_What needs to be done_: Copy every line from the material below that holds "Dock".

_Information supplied_:
** start **

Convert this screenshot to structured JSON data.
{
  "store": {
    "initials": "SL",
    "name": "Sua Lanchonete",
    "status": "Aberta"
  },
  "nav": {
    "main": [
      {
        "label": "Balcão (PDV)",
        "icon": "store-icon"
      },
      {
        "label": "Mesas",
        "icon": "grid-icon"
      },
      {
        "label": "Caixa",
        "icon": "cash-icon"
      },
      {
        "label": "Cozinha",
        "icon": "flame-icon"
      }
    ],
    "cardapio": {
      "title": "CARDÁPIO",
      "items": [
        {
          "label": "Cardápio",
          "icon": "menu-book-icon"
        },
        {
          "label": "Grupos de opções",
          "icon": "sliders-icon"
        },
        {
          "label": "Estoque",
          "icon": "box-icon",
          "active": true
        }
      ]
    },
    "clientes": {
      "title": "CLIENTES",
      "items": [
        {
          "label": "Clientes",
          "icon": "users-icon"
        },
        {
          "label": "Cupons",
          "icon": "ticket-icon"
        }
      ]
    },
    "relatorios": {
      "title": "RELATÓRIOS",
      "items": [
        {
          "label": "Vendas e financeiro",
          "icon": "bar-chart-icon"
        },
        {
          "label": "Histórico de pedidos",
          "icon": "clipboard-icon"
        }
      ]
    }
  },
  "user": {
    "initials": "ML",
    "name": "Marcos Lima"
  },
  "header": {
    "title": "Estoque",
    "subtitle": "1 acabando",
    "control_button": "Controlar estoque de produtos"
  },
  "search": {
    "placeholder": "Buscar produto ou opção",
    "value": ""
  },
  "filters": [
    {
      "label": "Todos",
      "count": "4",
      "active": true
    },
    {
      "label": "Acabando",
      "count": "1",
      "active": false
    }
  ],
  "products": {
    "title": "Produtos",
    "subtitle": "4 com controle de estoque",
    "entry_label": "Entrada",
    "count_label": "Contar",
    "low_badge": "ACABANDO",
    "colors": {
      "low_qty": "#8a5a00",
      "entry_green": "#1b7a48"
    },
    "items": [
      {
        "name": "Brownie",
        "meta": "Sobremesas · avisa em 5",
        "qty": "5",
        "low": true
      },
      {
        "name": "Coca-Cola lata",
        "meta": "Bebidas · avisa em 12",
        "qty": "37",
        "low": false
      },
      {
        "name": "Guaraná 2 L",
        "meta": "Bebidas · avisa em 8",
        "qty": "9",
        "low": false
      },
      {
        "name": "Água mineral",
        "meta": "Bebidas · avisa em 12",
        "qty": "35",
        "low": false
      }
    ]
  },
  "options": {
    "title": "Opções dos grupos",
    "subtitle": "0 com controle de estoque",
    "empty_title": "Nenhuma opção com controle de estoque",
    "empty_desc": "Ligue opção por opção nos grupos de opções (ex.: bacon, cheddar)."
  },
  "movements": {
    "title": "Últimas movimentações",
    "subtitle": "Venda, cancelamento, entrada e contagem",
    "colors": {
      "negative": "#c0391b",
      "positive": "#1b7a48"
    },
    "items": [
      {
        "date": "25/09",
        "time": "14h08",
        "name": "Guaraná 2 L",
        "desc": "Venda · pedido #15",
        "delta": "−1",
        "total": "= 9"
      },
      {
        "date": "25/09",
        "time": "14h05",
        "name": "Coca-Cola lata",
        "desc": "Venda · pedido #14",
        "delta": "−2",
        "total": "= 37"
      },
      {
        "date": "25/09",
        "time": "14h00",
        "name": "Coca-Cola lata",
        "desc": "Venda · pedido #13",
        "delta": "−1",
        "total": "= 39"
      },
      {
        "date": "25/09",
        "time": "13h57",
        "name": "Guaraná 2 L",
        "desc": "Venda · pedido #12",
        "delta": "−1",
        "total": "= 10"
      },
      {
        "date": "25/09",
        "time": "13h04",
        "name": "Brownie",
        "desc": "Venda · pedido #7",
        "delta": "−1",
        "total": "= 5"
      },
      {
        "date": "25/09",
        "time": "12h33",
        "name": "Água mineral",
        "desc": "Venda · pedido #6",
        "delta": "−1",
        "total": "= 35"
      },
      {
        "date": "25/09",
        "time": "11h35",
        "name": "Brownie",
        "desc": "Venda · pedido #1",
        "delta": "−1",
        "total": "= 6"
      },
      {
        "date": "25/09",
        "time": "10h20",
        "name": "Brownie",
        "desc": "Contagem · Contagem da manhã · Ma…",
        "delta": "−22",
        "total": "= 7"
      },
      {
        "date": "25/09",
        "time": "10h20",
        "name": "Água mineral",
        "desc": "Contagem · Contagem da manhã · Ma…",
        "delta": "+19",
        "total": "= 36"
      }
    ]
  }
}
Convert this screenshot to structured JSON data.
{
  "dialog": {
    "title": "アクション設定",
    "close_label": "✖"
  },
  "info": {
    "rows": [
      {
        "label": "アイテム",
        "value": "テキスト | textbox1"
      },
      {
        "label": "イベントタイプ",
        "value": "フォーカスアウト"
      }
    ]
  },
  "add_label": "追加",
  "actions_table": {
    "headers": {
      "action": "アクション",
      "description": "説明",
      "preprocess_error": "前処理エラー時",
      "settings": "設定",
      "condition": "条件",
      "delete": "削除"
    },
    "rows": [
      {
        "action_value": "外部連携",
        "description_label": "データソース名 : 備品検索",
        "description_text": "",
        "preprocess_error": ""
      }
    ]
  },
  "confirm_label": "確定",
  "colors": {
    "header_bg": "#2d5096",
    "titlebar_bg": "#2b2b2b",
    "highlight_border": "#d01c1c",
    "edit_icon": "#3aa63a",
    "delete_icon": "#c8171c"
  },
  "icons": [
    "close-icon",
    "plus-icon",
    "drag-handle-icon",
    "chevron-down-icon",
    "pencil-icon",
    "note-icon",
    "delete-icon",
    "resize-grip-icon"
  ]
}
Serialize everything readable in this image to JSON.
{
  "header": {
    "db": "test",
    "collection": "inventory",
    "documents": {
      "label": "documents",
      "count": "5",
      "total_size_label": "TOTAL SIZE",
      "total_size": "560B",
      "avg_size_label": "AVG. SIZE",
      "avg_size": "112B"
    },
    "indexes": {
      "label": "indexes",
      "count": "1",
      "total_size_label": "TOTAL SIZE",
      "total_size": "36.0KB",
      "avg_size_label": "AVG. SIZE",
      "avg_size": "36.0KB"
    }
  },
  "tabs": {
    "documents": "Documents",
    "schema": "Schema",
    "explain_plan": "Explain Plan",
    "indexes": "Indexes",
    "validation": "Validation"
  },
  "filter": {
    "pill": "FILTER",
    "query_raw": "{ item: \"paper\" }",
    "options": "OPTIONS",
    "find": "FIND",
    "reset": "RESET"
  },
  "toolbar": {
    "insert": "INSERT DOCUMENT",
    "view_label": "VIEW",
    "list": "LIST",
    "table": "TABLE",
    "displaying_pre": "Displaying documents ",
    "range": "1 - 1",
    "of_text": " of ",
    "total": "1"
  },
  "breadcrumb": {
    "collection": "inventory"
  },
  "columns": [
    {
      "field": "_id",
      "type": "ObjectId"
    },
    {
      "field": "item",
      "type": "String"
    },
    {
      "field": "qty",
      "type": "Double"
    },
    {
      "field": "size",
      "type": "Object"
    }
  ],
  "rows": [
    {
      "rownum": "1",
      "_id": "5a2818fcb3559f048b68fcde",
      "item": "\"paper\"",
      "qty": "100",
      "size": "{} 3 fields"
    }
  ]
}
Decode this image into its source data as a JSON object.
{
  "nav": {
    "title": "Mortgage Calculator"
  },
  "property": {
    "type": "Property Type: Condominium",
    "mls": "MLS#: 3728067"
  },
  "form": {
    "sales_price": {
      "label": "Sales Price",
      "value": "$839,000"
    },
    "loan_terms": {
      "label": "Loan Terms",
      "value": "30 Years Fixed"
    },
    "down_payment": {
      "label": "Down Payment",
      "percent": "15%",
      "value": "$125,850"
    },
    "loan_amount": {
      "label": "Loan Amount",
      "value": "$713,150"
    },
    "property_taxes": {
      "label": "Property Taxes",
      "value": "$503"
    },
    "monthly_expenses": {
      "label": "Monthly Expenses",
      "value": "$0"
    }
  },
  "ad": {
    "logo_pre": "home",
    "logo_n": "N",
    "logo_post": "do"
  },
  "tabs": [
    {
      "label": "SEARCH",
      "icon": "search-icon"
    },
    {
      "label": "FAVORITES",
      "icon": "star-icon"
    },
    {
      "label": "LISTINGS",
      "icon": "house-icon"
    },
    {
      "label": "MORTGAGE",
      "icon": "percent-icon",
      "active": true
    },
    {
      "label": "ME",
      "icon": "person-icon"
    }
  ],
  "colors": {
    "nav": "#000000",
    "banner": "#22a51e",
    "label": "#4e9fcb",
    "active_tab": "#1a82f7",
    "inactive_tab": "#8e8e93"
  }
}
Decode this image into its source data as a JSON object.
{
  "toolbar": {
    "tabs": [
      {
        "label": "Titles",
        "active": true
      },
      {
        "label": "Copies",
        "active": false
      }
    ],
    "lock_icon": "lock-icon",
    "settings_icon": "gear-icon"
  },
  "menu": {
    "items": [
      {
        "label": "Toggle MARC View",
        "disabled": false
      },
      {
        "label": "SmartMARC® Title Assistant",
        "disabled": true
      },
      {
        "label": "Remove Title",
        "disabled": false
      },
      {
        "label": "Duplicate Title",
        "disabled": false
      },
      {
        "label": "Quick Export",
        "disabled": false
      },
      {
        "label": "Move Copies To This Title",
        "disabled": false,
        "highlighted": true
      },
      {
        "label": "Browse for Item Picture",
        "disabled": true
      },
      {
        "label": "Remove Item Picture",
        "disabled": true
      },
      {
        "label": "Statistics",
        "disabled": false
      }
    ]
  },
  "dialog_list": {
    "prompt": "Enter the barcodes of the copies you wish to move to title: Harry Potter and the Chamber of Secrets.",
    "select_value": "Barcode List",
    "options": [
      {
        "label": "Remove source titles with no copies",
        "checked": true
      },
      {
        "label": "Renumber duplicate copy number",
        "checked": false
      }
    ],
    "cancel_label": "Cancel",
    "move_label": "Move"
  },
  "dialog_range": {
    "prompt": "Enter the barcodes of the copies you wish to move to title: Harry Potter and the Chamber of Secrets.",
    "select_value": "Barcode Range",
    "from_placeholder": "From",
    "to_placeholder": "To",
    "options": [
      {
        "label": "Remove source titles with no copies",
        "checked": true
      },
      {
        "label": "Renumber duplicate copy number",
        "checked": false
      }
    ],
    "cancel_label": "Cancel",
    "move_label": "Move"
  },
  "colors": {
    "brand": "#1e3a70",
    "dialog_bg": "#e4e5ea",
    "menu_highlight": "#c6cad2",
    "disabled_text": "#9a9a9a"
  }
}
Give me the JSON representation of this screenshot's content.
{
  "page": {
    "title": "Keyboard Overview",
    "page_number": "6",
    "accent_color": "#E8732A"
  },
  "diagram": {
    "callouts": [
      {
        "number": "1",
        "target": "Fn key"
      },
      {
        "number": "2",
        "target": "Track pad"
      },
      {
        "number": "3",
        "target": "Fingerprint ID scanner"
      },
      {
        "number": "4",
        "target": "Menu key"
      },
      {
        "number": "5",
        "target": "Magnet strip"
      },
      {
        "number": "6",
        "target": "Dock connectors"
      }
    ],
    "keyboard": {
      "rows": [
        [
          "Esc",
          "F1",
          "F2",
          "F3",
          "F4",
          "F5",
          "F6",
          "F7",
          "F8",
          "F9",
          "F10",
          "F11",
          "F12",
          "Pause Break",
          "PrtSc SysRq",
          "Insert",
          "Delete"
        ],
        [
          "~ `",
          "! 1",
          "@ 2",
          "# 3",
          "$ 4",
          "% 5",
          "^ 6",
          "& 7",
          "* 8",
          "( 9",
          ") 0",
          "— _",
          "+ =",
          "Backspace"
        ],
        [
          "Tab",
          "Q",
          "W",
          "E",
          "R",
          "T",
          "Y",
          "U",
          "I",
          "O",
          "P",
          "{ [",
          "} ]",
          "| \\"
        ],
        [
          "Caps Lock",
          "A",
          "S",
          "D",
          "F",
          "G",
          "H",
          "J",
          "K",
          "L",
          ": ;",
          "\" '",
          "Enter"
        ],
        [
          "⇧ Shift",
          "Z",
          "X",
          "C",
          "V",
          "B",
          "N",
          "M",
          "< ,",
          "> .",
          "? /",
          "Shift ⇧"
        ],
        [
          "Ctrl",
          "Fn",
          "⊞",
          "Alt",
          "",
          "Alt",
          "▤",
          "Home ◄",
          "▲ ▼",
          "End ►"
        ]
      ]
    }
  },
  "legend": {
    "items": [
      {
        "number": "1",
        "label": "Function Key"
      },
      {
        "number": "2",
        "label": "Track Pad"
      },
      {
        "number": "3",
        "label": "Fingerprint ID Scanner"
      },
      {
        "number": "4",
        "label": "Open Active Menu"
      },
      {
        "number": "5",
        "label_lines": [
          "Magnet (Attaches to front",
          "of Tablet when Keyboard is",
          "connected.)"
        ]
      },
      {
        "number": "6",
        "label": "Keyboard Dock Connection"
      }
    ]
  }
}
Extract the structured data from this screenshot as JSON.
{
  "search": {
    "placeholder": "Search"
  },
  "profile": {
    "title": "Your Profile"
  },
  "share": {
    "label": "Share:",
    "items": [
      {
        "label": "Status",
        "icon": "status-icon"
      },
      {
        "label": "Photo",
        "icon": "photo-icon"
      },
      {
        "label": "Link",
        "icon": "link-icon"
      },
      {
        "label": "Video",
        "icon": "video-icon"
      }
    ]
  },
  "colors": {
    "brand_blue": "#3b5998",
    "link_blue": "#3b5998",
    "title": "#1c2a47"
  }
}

** end **

_Response_:
        "target": "Dock connectors"
        "label": "Keyboard Dock Connection"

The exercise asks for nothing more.